** begin Material provided **

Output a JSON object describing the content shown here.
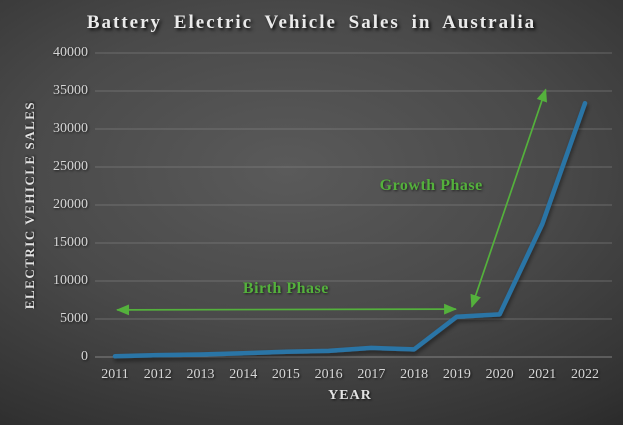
{
  "colors": {
    "background_center": "#5a5a5a",
    "background_edge": "#181818",
    "title_text": "#eaeaea",
    "axis_text": "#d6d6d6",
    "gridline": "#8a8a8a",
    "baseline": "#9a9a9a",
    "series_line": "#2b74a6",
    "annotation_green": "#54b13c"
  },
  "chart_data": {
    "type": "line",
    "title": "Battery Electric Vehicle Sales in Australia",
    "xlabel": "YEAR",
    "ylabel": "ELECTRIC VEHICLE SALES",
    "categories": [
      2011,
      2012,
      2013,
      2014,
      2015,
      2016,
      2017,
      2018,
      2019,
      2020,
      2021,
      2022
    ],
    "series": [
      {
        "name": "Battery electric vehicle sales",
        "values": [
          100,
          250,
          330,
          500,
          700,
          800,
          1200,
          1000,
          5300,
          5600,
          17500,
          33400
        ]
      }
    ],
    "ylim": [
      0,
      40000
    ],
    "yticks": [
      0,
      5000,
      10000,
      15000,
      20000,
      25000,
      30000,
      35000,
      40000
    ],
    "grid": true,
    "legend_position": "none",
    "annotations": [
      {
        "label": "Birth Phase",
        "arrow": "double-headed",
        "from": {
          "year": 2011.05,
          "value": 6200
        },
        "to": {
          "year": 2018.98,
          "value": 6300
        },
        "label_anchor": {
          "year": 2015.0,
          "value": 9000
        }
      },
      {
        "label": "Growth Phase",
        "arrow": "double-headed",
        "from": {
          "year": 2019.35,
          "value": 6600
        },
        "to": {
          "year": 2021.08,
          "value": 35200
        },
        "label_anchor": {
          "year": 2018.4,
          "value": 22500
        }
      }
    ]
  }
}
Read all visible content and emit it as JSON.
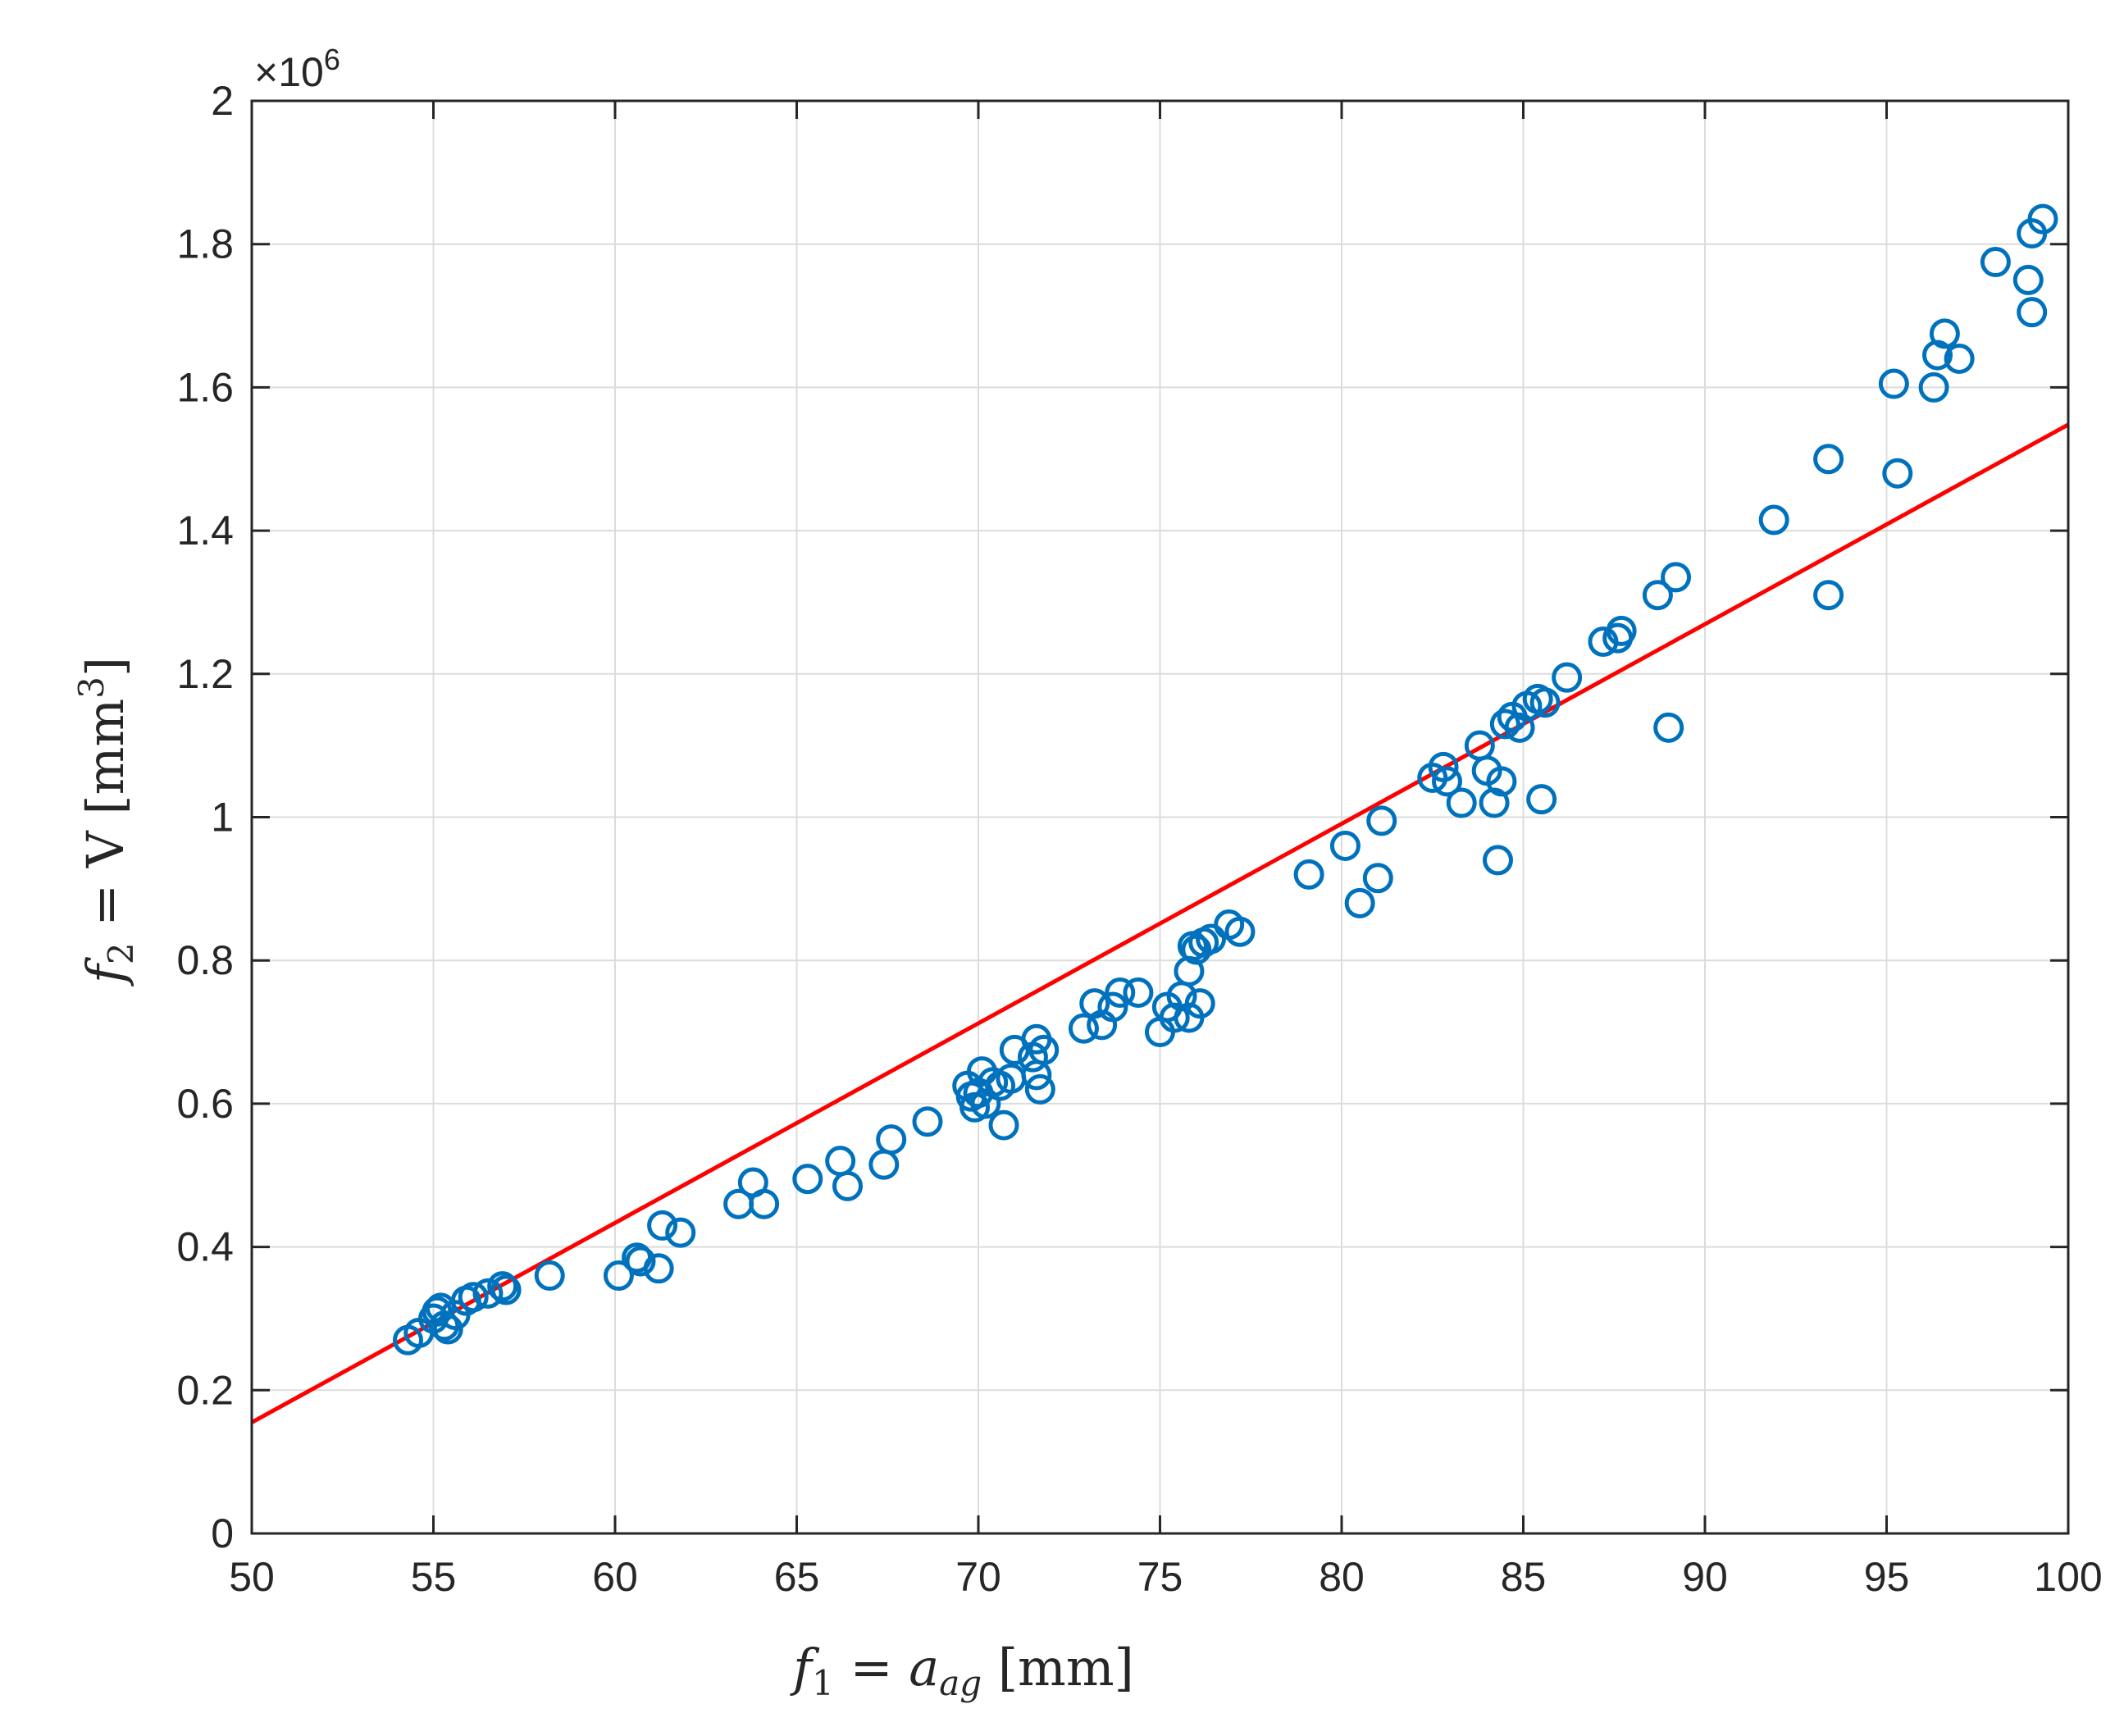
{
  "chart_data": {
    "type": "scatter",
    "title": "",
    "xlabel_parts": [
      "f",
      "1",
      " = a",
      "ag",
      " [mm]"
    ],
    "ylabel_parts": [
      "f",
      "2",
      " = V [mm",
      "3",
      "]"
    ],
    "y_exponent_label": "×10",
    "y_exponent_power": "6",
    "xlim": [
      50,
      100
    ],
    "ylim": [
      0,
      2
    ],
    "xticks": [
      "50",
      "55",
      "60",
      "65",
      "70",
      "75",
      "80",
      "85",
      "90",
      "95",
      "100"
    ],
    "yticks": [
      "0",
      "0.2",
      "0.4",
      "0.6",
      "0.8",
      "1",
      "1.2",
      "1.4",
      "1.6",
      "1.8",
      "2"
    ],
    "grid": true,
    "colors": {
      "points": "#0072BD",
      "fit_line": "#FF0000",
      "grid": "#DCDCDC",
      "axes": "#262626"
    },
    "fit_line": {
      "x": [
        50,
        100
      ],
      "y": [
        0.155,
        1.548
      ]
    },
    "points": [
      [
        54.3,
        0.27
      ],
      [
        54.6,
        0.28
      ],
      [
        55.0,
        0.3
      ],
      [
        55.1,
        0.31
      ],
      [
        55.2,
        0.315
      ],
      [
        55.3,
        0.29
      ],
      [
        55.4,
        0.285
      ],
      [
        55.6,
        0.305
      ],
      [
        55.9,
        0.325
      ],
      [
        56.1,
        0.33
      ],
      [
        56.5,
        0.335
      ],
      [
        56.9,
        0.345
      ],
      [
        57.0,
        0.34
      ],
      [
        58.2,
        0.36
      ],
      [
        60.1,
        0.36
      ],
      [
        60.6,
        0.385
      ],
      [
        60.7,
        0.38
      ],
      [
        61.2,
        0.37
      ],
      [
        61.3,
        0.43
      ],
      [
        61.8,
        0.42
      ],
      [
        63.4,
        0.46
      ],
      [
        63.8,
        0.49
      ],
      [
        64.1,
        0.46
      ],
      [
        65.3,
        0.495
      ],
      [
        66.2,
        0.52
      ],
      [
        66.4,
        0.485
      ],
      [
        67.4,
        0.515
      ],
      [
        67.6,
        0.55
      ],
      [
        68.6,
        0.575
      ],
      [
        69.7,
        0.625
      ],
      [
        69.8,
        0.61
      ],
      [
        69.9,
        0.595
      ],
      [
        70.0,
        0.615
      ],
      [
        70.1,
        0.645
      ],
      [
        70.2,
        0.6
      ],
      [
        70.4,
        0.63
      ],
      [
        70.6,
        0.625
      ],
      [
        70.7,
        0.57
      ],
      [
        70.9,
        0.635
      ],
      [
        71.0,
        0.675
      ],
      [
        71.5,
        0.665
      ],
      [
        71.6,
        0.69
      ],
      [
        71.6,
        0.64
      ],
      [
        71.7,
        0.62
      ],
      [
        71.8,
        0.675
      ],
      [
        72.9,
        0.705
      ],
      [
        73.2,
        0.74
      ],
      [
        73.4,
        0.71
      ],
      [
        73.7,
        0.735
      ],
      [
        73.9,
        0.755
      ],
      [
        74.4,
        0.755
      ],
      [
        75.0,
        0.7
      ],
      [
        75.2,
        0.735
      ],
      [
        75.4,
        0.72
      ],
      [
        75.6,
        0.75
      ],
      [
        75.8,
        0.72
      ],
      [
        75.8,
        0.785
      ],
      [
        75.9,
        0.82
      ],
      [
        76.0,
        0.815
      ],
      [
        76.1,
        0.74
      ],
      [
        76.2,
        0.825
      ],
      [
        76.4,
        0.83
      ],
      [
        76.9,
        0.85
      ],
      [
        77.2,
        0.84
      ],
      [
        79.1,
        0.92
      ],
      [
        80.1,
        0.96
      ],
      [
        80.5,
        0.88
      ],
      [
        81.0,
        0.915
      ],
      [
        81.1,
        0.995
      ],
      [
        82.5,
        1.055
      ],
      [
        82.8,
        1.07
      ],
      [
        82.9,
        1.05
      ],
      [
        83.3,
        1.02
      ],
      [
        83.8,
        1.1
      ],
      [
        84.0,
        1.065
      ],
      [
        84.2,
        1.02
      ],
      [
        84.3,
        0.94
      ],
      [
        84.4,
        1.05
      ],
      [
        84.5,
        1.13
      ],
      [
        84.7,
        1.14
      ],
      [
        84.9,
        1.125
      ],
      [
        85.1,
        1.155
      ],
      [
        85.4,
        1.165
      ],
      [
        85.5,
        1.025
      ],
      [
        85.6,
        1.16
      ],
      [
        86.2,
        1.195
      ],
      [
        87.2,
        1.245
      ],
      [
        87.6,
        1.25
      ],
      [
        87.7,
        1.26
      ],
      [
        88.7,
        1.31
      ],
      [
        89.0,
        1.125
      ],
      [
        89.2,
        1.335
      ],
      [
        91.9,
        1.415
      ],
      [
        93.4,
        1.5
      ],
      [
        93.4,
        1.31
      ],
      [
        95.2,
        1.605
      ],
      [
        95.3,
        1.48
      ],
      [
        96.3,
        1.6
      ],
      [
        96.4,
        1.645
      ],
      [
        96.6,
        1.675
      ],
      [
        97.0,
        1.64
      ],
      [
        98.0,
        1.775
      ],
      [
        98.9,
        1.75
      ],
      [
        99.0,
        1.815
      ],
      [
        99.0,
        1.705
      ],
      [
        99.3,
        1.835
      ]
    ]
  }
}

** end Material provided **

> _Given instruction_: Output each line exactly; omit every picture.

> _Exercise output_:
Output a JSON object describing the content shown here.
{
  "colors": {
    "background_center": "#5a5a5a",
    "background_edge": "#181818",
    "title_text": "#eaeaea",
    "axis_text": "#d6d6d6",
    "gridline": "#8a8a8a",
    "baseline": "#9a9a9a",
    "series_line": "#2b74a6",
    "annotation_green": "#54b13c"
  },
  "chart_data": {
    "type": "line",
    "title": "Battery Electric Vehicle Sales in Australia",
    "xlabel": "YEAR",
    "ylabel": "ELECTRIC VEHICLE SALES",
    "categories": [
      2011,
      2012,
      2013,
      2014,
      2015,
      2016,
      2017,
      2018,
      2019,
      2020,
      2021,
      2022
    ],
    "series": [
      {
        "name": "Battery electric vehicle sales",
        "values": [
          100,
          250,
          330,
          500,
          700,
          800,
          1200,
          1000,
          5300,
          5600,
          17500,
          33400
        ]
      }
    ],
    "ylim": [
      0,
      40000
    ],
    "yticks": [
      0,
      5000,
      10000,
      15000,
      20000,
      25000,
      30000,
      35000,
      40000
    ],
    "grid": true,
    "legend_position": "none",
    "annotations": [
      {
        "label": "Birth Phase",
        "arrow": "double-headed",
        "from": {
          "year": 2011.05,
          "value": 6200
        },
        "to": {
          "year": 2018.98,
          "value": 6300
        },
        "label_anchor": {
          "year": 2015.0,
          "value": 9000
        }
      },
      {
        "label": "Growth Phase",
        "arrow": "double-headed",
        "from": {
          "year": 2019.35,
          "value": 6600
        },
        "to": {
          "year": 2021.08,
          "value": 35200
        },
        "label_anchor": {
          "year": 2018.4,
          "value": 22500
        }
      }
    ]
  }
}
Read all visible content and emit it as JSON.
{
  "chart_data": {
    "type": "scatter",
    "title": "",
    "xlabel_parts": [
      "f",
      "1",
      " = a",
      "ag",
      " [mm]"
    ],
    "ylabel_parts": [
      "f",
      "2",
      " = V [mm",
      "3",
      "]"
    ],
    "y_exponent_label": "×10",
    "y_exponent_power": "6",
    "xlim": [
      50,
      100
    ],
    "ylim": [
      0,
      2
    ],
    "xticks": [
      "50",
      "55",
      "60",
      "65",
      "70",
      "75",
      "80",
      "85",
      "90",
      "95",
      "100"
    ],
    "yticks": [
      "0",
      "0.2",
      "0.4",
      "0.6",
      "0.8",
      "1",
      "1.2",
      "1.4",
      "1.6",
      "1.8",
      "2"
    ],
    "grid": true,
    "colors": {
      "points": "#0072BD",
      "fit_line": "#FF0000",
      "grid": "#DCDCDC",
      "axes": "#262626"
    },
    "fit_line": {
      "x": [
        50,
        100
      ],
      "y": [
        0.155,
        1.548
      ]
    },
    "points": [
      [
        54.3,
        0.27
      ],
      [
        54.6,
        0.28
      ],
      [
        55.0,
        0.3
      ],
      [
        55.1,
        0.31
      ],
      [
        55.2,
        0.315
      ],
      [
        55.3,
        0.29
      ],
      [
        55.4,
        0.285
      ],
      [
        55.6,
        0.305
      ],
      [
        55.9,
        0.325
      ],
      [
        56.1,
        0.33
      ],
      [
        56.5,
        0.335
      ],
      [
        56.9,
        0.345
      ],
      [
        57.0,
        0.34
      ],
      [
        58.2,
        0.36
      ],
      [
        60.1,
        0.36
      ],
      [
        60.6,
        0.385
      ],
      [
        60.7,
        0.38
      ],
      [
        61.2,
        0.37
      ],
      [
        61.3,
        0.43
      ],
      [
        61.8,
        0.42
      ],
      [
        63.4,
        0.46
      ],
      [
        63.8,
        0.49
      ],
      [
        64.1,
        0.46
      ],
      [
        65.3,
        0.495
      ],
      [
        66.2,
        0.52
      ],
      [
        66.4,
        0.485
      ],
      [
        67.4,
        0.515
      ],
      [
        67.6,
        0.55
      ],
      [
        68.6,
        0.575
      ],
      [
        69.7,
        0.625
      ],
      [
        69.8,
        0.61
      ],
      [
        69.9,
        0.595
      ],
      [
        70.0,
        0.615
      ],
      [
        70.1,
        0.645
      ],
      [
        70.2,
        0.6
      ],
      [
        70.4,
        0.63
      ],
      [
        70.6,
        0.625
      ],
      [
        70.7,
        0.57
      ],
      [
        70.9,
        0.635
      ],
      [
        71.0,
        0.675
      ],
      [
        71.5,
        0.665
      ],
      [
        71.6,
        0.69
      ],
      [
        71.6,
        0.64
      ],
      [
        71.7,
        0.62
      ],
      [
        71.8,
        0.675
      ],
      [
        72.9,
        0.705
      ],
      [
        73.2,
        0.74
      ],
      [
        73.4,
        0.71
      ],
      [
        73.7,
        0.735
      ],
      [
        73.9,
        0.755
      ],
      [
        74.4,
        0.755
      ],
      [
        75.0,
        0.7
      ],
      [
        75.2,
        0.735
      ],
      [
        75.4,
        0.72
      ],
      [
        75.6,
        0.75
      ],
      [
        75.8,
        0.72
      ],
      [
        75.8,
        0.785
      ],
      [
        75.9,
        0.82
      ],
      [
        76.0,
        0.815
      ],
      [
        76.1,
        0.74
      ],
      [
        76.2,
        0.825
      ],
      [
        76.4,
        0.83
      ],
      [
        76.9,
        0.85
      ],
      [
        77.2,
        0.84
      ],
      [
        79.1,
        0.92
      ],
      [
        80.1,
        0.96
      ],
      [
        80.5,
        0.88
      ],
      [
        81.0,
        0.915
      ],
      [
        81.1,
        0.995
      ],
      [
        82.5,
        1.055
      ],
      [
        82.8,
        1.07
      ],
      [
        82.9,
        1.05
      ],
      [
        83.3,
        1.02
      ],
      [
        83.8,
        1.1
      ],
      [
        84.0,
        1.065
      ],
      [
        84.2,
        1.02
      ],
      [
        84.3,
        0.94
      ],
      [
        84.4,
        1.05
      ],
      [
        84.5,
        1.13
      ],
      [
        84.7,
        1.14
      ],
      [
        84.9,
        1.125
      ],
      [
        85.1,
        1.155
      ],
      [
        85.4,
        1.165
      ],
      [
        85.5,
        1.025
      ],
      [
        85.6,
        1.16
      ],
      [
        86.2,
        1.195
      ],
      [
        87.2,
        1.245
      ],
      [
        87.6,
        1.25
      ],
      [
        87.7,
        1.26
      ],
      [
        88.7,
        1.31
      ],
      [
        89.0,
        1.125
      ],
      [
        89.2,
        1.335
      ],
      [
        91.9,
        1.415
      ],
      [
        93.4,
        1.5
      ],
      [
        93.4,
        1.31
      ],
      [
        95.2,
        1.605
      ],
      [
        95.3,
        1.48
      ],
      [
        96.3,
        1.6
      ],
      [
        96.4,
        1.645
      ],
      [
        96.6,
        1.675
      ],
      [
        97.0,
        1.64
      ],
      [
        98.0,
        1.775
      ],
      [
        98.9,
        1.75
      ],
      [
        99.0,
        1.815
      ],
      [
        99.0,
        1.705
      ],
      [
        99.3,
        1.835
      ]
    ]
  }
}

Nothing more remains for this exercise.